**Work required:** Write out all of the records precisely. Skip anything that is a picture.

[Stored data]
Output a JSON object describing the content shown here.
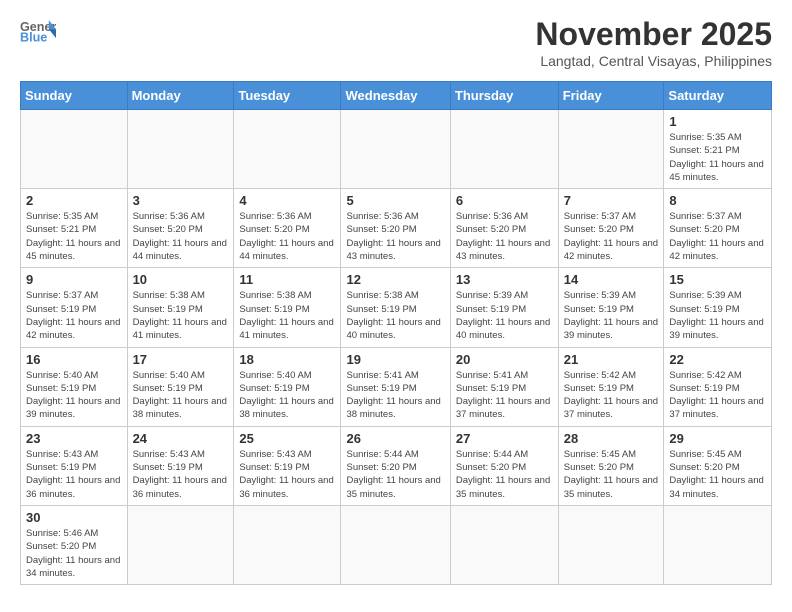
{
  "header": {
    "logo_general": "General",
    "logo_blue": "Blue",
    "title": "November 2025",
    "subtitle": "Langtad, Central Visayas, Philippines"
  },
  "weekdays": [
    "Sunday",
    "Monday",
    "Tuesday",
    "Wednesday",
    "Thursday",
    "Friday",
    "Saturday"
  ],
  "weeks": [
    [
      {
        "day": "",
        "info": ""
      },
      {
        "day": "",
        "info": ""
      },
      {
        "day": "",
        "info": ""
      },
      {
        "day": "",
        "info": ""
      },
      {
        "day": "",
        "info": ""
      },
      {
        "day": "",
        "info": ""
      },
      {
        "day": "1",
        "info": "Sunrise: 5:35 AM\nSunset: 5:21 PM\nDaylight: 11 hours and 45 minutes."
      }
    ],
    [
      {
        "day": "2",
        "info": "Sunrise: 5:35 AM\nSunset: 5:21 PM\nDaylight: 11 hours and 45 minutes."
      },
      {
        "day": "3",
        "info": "Sunrise: 5:36 AM\nSunset: 5:20 PM\nDaylight: 11 hours and 44 minutes."
      },
      {
        "day": "4",
        "info": "Sunrise: 5:36 AM\nSunset: 5:20 PM\nDaylight: 11 hours and 44 minutes."
      },
      {
        "day": "5",
        "info": "Sunrise: 5:36 AM\nSunset: 5:20 PM\nDaylight: 11 hours and 43 minutes."
      },
      {
        "day": "6",
        "info": "Sunrise: 5:36 AM\nSunset: 5:20 PM\nDaylight: 11 hours and 43 minutes."
      },
      {
        "day": "7",
        "info": "Sunrise: 5:37 AM\nSunset: 5:20 PM\nDaylight: 11 hours and 42 minutes."
      },
      {
        "day": "8",
        "info": "Sunrise: 5:37 AM\nSunset: 5:20 PM\nDaylight: 11 hours and 42 minutes."
      }
    ],
    [
      {
        "day": "9",
        "info": "Sunrise: 5:37 AM\nSunset: 5:19 PM\nDaylight: 11 hours and 42 minutes."
      },
      {
        "day": "10",
        "info": "Sunrise: 5:38 AM\nSunset: 5:19 PM\nDaylight: 11 hours and 41 minutes."
      },
      {
        "day": "11",
        "info": "Sunrise: 5:38 AM\nSunset: 5:19 PM\nDaylight: 11 hours and 41 minutes."
      },
      {
        "day": "12",
        "info": "Sunrise: 5:38 AM\nSunset: 5:19 PM\nDaylight: 11 hours and 40 minutes."
      },
      {
        "day": "13",
        "info": "Sunrise: 5:39 AM\nSunset: 5:19 PM\nDaylight: 11 hours and 40 minutes."
      },
      {
        "day": "14",
        "info": "Sunrise: 5:39 AM\nSunset: 5:19 PM\nDaylight: 11 hours and 39 minutes."
      },
      {
        "day": "15",
        "info": "Sunrise: 5:39 AM\nSunset: 5:19 PM\nDaylight: 11 hours and 39 minutes."
      }
    ],
    [
      {
        "day": "16",
        "info": "Sunrise: 5:40 AM\nSunset: 5:19 PM\nDaylight: 11 hours and 39 minutes."
      },
      {
        "day": "17",
        "info": "Sunrise: 5:40 AM\nSunset: 5:19 PM\nDaylight: 11 hours and 38 minutes."
      },
      {
        "day": "18",
        "info": "Sunrise: 5:40 AM\nSunset: 5:19 PM\nDaylight: 11 hours and 38 minutes."
      },
      {
        "day": "19",
        "info": "Sunrise: 5:41 AM\nSunset: 5:19 PM\nDaylight: 11 hours and 38 minutes."
      },
      {
        "day": "20",
        "info": "Sunrise: 5:41 AM\nSunset: 5:19 PM\nDaylight: 11 hours and 37 minutes."
      },
      {
        "day": "21",
        "info": "Sunrise: 5:42 AM\nSunset: 5:19 PM\nDaylight: 11 hours and 37 minutes."
      },
      {
        "day": "22",
        "info": "Sunrise: 5:42 AM\nSunset: 5:19 PM\nDaylight: 11 hours and 37 minutes."
      }
    ],
    [
      {
        "day": "23",
        "info": "Sunrise: 5:43 AM\nSunset: 5:19 PM\nDaylight: 11 hours and 36 minutes."
      },
      {
        "day": "24",
        "info": "Sunrise: 5:43 AM\nSunset: 5:19 PM\nDaylight: 11 hours and 36 minutes."
      },
      {
        "day": "25",
        "info": "Sunrise: 5:43 AM\nSunset: 5:19 PM\nDaylight: 11 hours and 36 minutes."
      },
      {
        "day": "26",
        "info": "Sunrise: 5:44 AM\nSunset: 5:20 PM\nDaylight: 11 hours and 35 minutes."
      },
      {
        "day": "27",
        "info": "Sunrise: 5:44 AM\nSunset: 5:20 PM\nDaylight: 11 hours and 35 minutes."
      },
      {
        "day": "28",
        "info": "Sunrise: 5:45 AM\nSunset: 5:20 PM\nDaylight: 11 hours and 35 minutes."
      },
      {
        "day": "29",
        "info": "Sunrise: 5:45 AM\nSunset: 5:20 PM\nDaylight: 11 hours and 34 minutes."
      }
    ],
    [
      {
        "day": "30",
        "info": "Sunrise: 5:46 AM\nSunset: 5:20 PM\nDaylight: 11 hours and 34 minutes."
      },
      {
        "day": "",
        "info": ""
      },
      {
        "day": "",
        "info": ""
      },
      {
        "day": "",
        "info": ""
      },
      {
        "day": "",
        "info": ""
      },
      {
        "day": "",
        "info": ""
      },
      {
        "day": "",
        "info": ""
      }
    ]
  ]
}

**Complete answer:**
Output a JSON object describing the content shown here.
{
  "header": {
    "logo_general": "General",
    "logo_blue": "Blue",
    "title": "November 2025",
    "subtitle": "Langtad, Central Visayas, Philippines"
  },
  "weekdays": [
    "Sunday",
    "Monday",
    "Tuesday",
    "Wednesday",
    "Thursday",
    "Friday",
    "Saturday"
  ],
  "weeks": [
    [
      {
        "day": "",
        "info": ""
      },
      {
        "day": "",
        "info": ""
      },
      {
        "day": "",
        "info": ""
      },
      {
        "day": "",
        "info": ""
      },
      {
        "day": "",
        "info": ""
      },
      {
        "day": "",
        "info": ""
      },
      {
        "day": "1",
        "info": "Sunrise: 5:35 AM\nSunset: 5:21 PM\nDaylight: 11 hours and 45 minutes."
      }
    ],
    [
      {
        "day": "2",
        "info": "Sunrise: 5:35 AM\nSunset: 5:21 PM\nDaylight: 11 hours and 45 minutes."
      },
      {
        "day": "3",
        "info": "Sunrise: 5:36 AM\nSunset: 5:20 PM\nDaylight: 11 hours and 44 minutes."
      },
      {
        "day": "4",
        "info": "Sunrise: 5:36 AM\nSunset: 5:20 PM\nDaylight: 11 hours and 44 minutes."
      },
      {
        "day": "5",
        "info": "Sunrise: 5:36 AM\nSunset: 5:20 PM\nDaylight: 11 hours and 43 minutes."
      },
      {
        "day": "6",
        "info": "Sunrise: 5:36 AM\nSunset: 5:20 PM\nDaylight: 11 hours and 43 minutes."
      },
      {
        "day": "7",
        "info": "Sunrise: 5:37 AM\nSunset: 5:20 PM\nDaylight: 11 hours and 42 minutes."
      },
      {
        "day": "8",
        "info": "Sunrise: 5:37 AM\nSunset: 5:20 PM\nDaylight: 11 hours and 42 minutes."
      }
    ],
    [
      {
        "day": "9",
        "info": "Sunrise: 5:37 AM\nSunset: 5:19 PM\nDaylight: 11 hours and 42 minutes."
      },
      {
        "day": "10",
        "info": "Sunrise: 5:38 AM\nSunset: 5:19 PM\nDaylight: 11 hours and 41 minutes."
      },
      {
        "day": "11",
        "info": "Sunrise: 5:38 AM\nSunset: 5:19 PM\nDaylight: 11 hours and 41 minutes."
      },
      {
        "day": "12",
        "info": "Sunrise: 5:38 AM\nSunset: 5:19 PM\nDaylight: 11 hours and 40 minutes."
      },
      {
        "day": "13",
        "info": "Sunrise: 5:39 AM\nSunset: 5:19 PM\nDaylight: 11 hours and 40 minutes."
      },
      {
        "day": "14",
        "info": "Sunrise: 5:39 AM\nSunset: 5:19 PM\nDaylight: 11 hours and 39 minutes."
      },
      {
        "day": "15",
        "info": "Sunrise: 5:39 AM\nSunset: 5:19 PM\nDaylight: 11 hours and 39 minutes."
      }
    ],
    [
      {
        "day": "16",
        "info": "Sunrise: 5:40 AM\nSunset: 5:19 PM\nDaylight: 11 hours and 39 minutes."
      },
      {
        "day": "17",
        "info": "Sunrise: 5:40 AM\nSunset: 5:19 PM\nDaylight: 11 hours and 38 minutes."
      },
      {
        "day": "18",
        "info": "Sunrise: 5:40 AM\nSunset: 5:19 PM\nDaylight: 11 hours and 38 minutes."
      },
      {
        "day": "19",
        "info": "Sunrise: 5:41 AM\nSunset: 5:19 PM\nDaylight: 11 hours and 38 minutes."
      },
      {
        "day": "20",
        "info": "Sunrise: 5:41 AM\nSunset: 5:19 PM\nDaylight: 11 hours and 37 minutes."
      },
      {
        "day": "21",
        "info": "Sunrise: 5:42 AM\nSunset: 5:19 PM\nDaylight: 11 hours and 37 minutes."
      },
      {
        "day": "22",
        "info": "Sunrise: 5:42 AM\nSunset: 5:19 PM\nDaylight: 11 hours and 37 minutes."
      }
    ],
    [
      {
        "day": "23",
        "info": "Sunrise: 5:43 AM\nSunset: 5:19 PM\nDaylight: 11 hours and 36 minutes."
      },
      {
        "day": "24",
        "info": "Sunrise: 5:43 AM\nSunset: 5:19 PM\nDaylight: 11 hours and 36 minutes."
      },
      {
        "day": "25",
        "info": "Sunrise: 5:43 AM\nSunset: 5:19 PM\nDaylight: 11 hours and 36 minutes."
      },
      {
        "day": "26",
        "info": "Sunrise: 5:44 AM\nSunset: 5:20 PM\nDaylight: 11 hours and 35 minutes."
      },
      {
        "day": "27",
        "info": "Sunrise: 5:44 AM\nSunset: 5:20 PM\nDaylight: 11 hours and 35 minutes."
      },
      {
        "day": "28",
        "info": "Sunrise: 5:45 AM\nSunset: 5:20 PM\nDaylight: 11 hours and 35 minutes."
      },
      {
        "day": "29",
        "info": "Sunrise: 5:45 AM\nSunset: 5:20 PM\nDaylight: 11 hours and 34 minutes."
      }
    ],
    [
      {
        "day": "30",
        "info": "Sunrise: 5:46 AM\nSunset: 5:20 PM\nDaylight: 11 hours and 34 minutes."
      },
      {
        "day": "",
        "info": ""
      },
      {
        "day": "",
        "info": ""
      },
      {
        "day": "",
        "info": ""
      },
      {
        "day": "",
        "info": ""
      },
      {
        "day": "",
        "info": ""
      },
      {
        "day": "",
        "info": ""
      }
    ]
  ]
}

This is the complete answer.